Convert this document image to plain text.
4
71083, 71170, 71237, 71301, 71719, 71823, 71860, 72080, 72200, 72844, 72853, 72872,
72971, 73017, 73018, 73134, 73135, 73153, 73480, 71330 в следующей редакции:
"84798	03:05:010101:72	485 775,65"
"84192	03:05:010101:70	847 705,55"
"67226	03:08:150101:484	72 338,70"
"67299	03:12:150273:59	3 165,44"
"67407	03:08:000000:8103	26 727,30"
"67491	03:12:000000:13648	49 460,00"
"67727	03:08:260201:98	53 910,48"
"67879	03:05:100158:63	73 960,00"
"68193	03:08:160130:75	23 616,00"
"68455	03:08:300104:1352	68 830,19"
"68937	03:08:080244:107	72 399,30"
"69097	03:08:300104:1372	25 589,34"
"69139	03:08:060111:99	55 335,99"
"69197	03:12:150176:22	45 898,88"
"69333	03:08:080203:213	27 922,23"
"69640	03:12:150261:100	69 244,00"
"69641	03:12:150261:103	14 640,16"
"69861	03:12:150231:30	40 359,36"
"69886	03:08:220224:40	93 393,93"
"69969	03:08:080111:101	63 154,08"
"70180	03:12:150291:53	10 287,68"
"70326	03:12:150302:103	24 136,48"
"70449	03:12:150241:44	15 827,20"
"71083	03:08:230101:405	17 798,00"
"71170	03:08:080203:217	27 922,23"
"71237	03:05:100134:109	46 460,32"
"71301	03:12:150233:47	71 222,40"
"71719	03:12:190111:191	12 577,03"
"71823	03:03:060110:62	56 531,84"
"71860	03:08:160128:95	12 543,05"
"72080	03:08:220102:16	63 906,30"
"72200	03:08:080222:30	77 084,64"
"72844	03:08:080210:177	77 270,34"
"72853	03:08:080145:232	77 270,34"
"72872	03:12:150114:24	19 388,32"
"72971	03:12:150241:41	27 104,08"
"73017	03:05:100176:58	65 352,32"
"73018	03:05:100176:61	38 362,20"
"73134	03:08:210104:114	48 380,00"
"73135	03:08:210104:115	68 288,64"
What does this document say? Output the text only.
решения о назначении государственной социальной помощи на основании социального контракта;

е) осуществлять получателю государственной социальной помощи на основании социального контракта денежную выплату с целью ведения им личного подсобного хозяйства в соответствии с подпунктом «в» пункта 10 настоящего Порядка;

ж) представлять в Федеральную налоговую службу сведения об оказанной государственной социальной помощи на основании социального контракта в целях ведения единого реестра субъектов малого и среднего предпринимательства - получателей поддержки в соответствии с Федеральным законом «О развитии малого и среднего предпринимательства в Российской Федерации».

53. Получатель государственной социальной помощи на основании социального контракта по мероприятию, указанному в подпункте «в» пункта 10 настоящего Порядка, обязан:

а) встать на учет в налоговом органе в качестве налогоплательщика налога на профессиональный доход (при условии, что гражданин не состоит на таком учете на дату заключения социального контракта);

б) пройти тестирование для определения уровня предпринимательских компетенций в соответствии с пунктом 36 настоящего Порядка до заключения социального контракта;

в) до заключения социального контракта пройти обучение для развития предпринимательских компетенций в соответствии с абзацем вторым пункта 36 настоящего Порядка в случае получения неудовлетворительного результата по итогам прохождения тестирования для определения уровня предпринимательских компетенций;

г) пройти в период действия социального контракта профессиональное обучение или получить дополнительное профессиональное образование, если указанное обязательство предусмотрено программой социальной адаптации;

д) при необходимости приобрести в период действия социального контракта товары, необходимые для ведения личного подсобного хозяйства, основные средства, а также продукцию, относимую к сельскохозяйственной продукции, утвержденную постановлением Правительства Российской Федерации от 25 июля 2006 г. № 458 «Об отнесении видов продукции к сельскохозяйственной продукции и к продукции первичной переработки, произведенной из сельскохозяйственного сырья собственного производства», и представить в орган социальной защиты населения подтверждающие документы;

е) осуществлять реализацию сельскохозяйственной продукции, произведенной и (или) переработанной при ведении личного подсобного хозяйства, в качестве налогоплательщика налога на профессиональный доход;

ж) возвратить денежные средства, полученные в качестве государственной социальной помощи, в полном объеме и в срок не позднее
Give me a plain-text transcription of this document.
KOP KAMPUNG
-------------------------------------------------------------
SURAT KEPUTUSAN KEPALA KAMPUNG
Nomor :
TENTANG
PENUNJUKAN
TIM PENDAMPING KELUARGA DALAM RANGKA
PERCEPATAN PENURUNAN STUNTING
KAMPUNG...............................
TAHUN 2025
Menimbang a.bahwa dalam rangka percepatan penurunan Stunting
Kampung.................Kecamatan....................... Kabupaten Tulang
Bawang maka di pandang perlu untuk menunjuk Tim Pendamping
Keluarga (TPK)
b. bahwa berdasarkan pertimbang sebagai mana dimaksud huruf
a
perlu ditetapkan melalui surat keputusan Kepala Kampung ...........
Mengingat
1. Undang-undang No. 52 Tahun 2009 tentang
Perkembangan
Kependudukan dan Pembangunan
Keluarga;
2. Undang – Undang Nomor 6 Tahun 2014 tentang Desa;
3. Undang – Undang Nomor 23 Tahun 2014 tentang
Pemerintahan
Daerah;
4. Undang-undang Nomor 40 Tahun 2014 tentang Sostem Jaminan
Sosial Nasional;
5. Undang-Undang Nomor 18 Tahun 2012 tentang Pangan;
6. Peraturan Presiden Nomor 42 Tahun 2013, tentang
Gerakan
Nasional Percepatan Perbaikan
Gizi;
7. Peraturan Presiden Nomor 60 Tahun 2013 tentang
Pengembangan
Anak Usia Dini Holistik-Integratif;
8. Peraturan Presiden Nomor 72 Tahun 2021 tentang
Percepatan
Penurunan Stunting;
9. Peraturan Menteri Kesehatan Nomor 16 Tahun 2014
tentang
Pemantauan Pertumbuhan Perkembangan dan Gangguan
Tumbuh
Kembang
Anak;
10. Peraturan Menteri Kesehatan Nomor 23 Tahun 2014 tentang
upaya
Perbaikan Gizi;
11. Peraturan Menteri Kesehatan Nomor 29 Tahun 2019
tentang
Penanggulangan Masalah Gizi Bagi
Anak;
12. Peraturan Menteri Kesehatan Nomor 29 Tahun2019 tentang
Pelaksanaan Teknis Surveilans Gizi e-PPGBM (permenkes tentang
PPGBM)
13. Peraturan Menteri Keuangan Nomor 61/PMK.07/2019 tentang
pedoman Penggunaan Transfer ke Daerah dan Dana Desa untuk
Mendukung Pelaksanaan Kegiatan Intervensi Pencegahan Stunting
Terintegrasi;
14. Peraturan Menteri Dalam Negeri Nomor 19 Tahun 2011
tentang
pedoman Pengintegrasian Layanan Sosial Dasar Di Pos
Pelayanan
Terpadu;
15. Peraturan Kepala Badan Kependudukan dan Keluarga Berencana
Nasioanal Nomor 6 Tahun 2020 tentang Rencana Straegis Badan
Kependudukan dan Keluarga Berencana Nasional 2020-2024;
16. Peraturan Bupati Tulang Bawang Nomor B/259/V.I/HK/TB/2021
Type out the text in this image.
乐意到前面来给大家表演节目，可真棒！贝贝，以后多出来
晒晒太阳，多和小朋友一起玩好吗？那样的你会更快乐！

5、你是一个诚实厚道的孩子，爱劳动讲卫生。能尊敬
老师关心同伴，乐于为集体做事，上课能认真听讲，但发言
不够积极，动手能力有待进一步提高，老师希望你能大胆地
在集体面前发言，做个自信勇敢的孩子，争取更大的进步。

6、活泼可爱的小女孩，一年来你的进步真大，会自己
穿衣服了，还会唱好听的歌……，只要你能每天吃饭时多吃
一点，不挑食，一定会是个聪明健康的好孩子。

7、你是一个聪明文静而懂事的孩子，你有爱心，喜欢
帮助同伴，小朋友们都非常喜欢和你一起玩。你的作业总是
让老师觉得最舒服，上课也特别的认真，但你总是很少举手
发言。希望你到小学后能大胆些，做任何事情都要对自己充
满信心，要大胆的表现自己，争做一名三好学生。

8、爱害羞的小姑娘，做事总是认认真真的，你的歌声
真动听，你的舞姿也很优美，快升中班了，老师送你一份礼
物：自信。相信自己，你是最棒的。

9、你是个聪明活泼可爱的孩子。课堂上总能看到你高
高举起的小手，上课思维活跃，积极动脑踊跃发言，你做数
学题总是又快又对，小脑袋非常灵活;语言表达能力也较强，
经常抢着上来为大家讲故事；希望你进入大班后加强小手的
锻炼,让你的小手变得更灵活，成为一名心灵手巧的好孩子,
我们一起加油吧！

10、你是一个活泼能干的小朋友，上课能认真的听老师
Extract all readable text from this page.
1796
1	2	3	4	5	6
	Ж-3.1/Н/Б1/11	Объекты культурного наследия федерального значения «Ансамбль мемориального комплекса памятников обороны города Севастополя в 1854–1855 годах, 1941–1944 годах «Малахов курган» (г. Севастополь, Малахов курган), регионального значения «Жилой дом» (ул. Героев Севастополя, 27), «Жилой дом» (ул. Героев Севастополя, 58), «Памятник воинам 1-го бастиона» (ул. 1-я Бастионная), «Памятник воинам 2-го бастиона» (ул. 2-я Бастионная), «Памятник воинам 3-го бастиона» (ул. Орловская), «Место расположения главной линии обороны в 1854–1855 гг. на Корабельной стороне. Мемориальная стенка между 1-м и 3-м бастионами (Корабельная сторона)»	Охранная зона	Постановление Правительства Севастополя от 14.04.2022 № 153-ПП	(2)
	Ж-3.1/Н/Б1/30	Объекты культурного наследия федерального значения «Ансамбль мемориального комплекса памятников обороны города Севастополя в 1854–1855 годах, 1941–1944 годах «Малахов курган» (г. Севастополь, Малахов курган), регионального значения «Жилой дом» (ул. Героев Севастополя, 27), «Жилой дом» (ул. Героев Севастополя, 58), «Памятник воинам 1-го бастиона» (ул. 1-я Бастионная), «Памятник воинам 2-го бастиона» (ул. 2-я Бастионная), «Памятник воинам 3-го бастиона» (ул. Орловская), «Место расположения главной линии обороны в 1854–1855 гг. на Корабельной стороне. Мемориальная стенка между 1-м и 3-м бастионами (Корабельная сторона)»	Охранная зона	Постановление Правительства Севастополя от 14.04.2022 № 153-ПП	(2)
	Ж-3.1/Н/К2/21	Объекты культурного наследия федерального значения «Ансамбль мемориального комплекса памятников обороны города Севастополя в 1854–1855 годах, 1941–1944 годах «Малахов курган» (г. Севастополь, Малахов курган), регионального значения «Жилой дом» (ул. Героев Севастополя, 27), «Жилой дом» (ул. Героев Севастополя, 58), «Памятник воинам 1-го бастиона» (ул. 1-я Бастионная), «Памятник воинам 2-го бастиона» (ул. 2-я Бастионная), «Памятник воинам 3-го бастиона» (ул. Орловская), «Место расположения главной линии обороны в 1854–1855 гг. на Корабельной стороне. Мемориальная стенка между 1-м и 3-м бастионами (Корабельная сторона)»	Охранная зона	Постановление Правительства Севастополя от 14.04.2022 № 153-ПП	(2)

**Set exercise:**
State the number of lines above that hold the string "произведенной", with nothing added.

**Complete response:**
2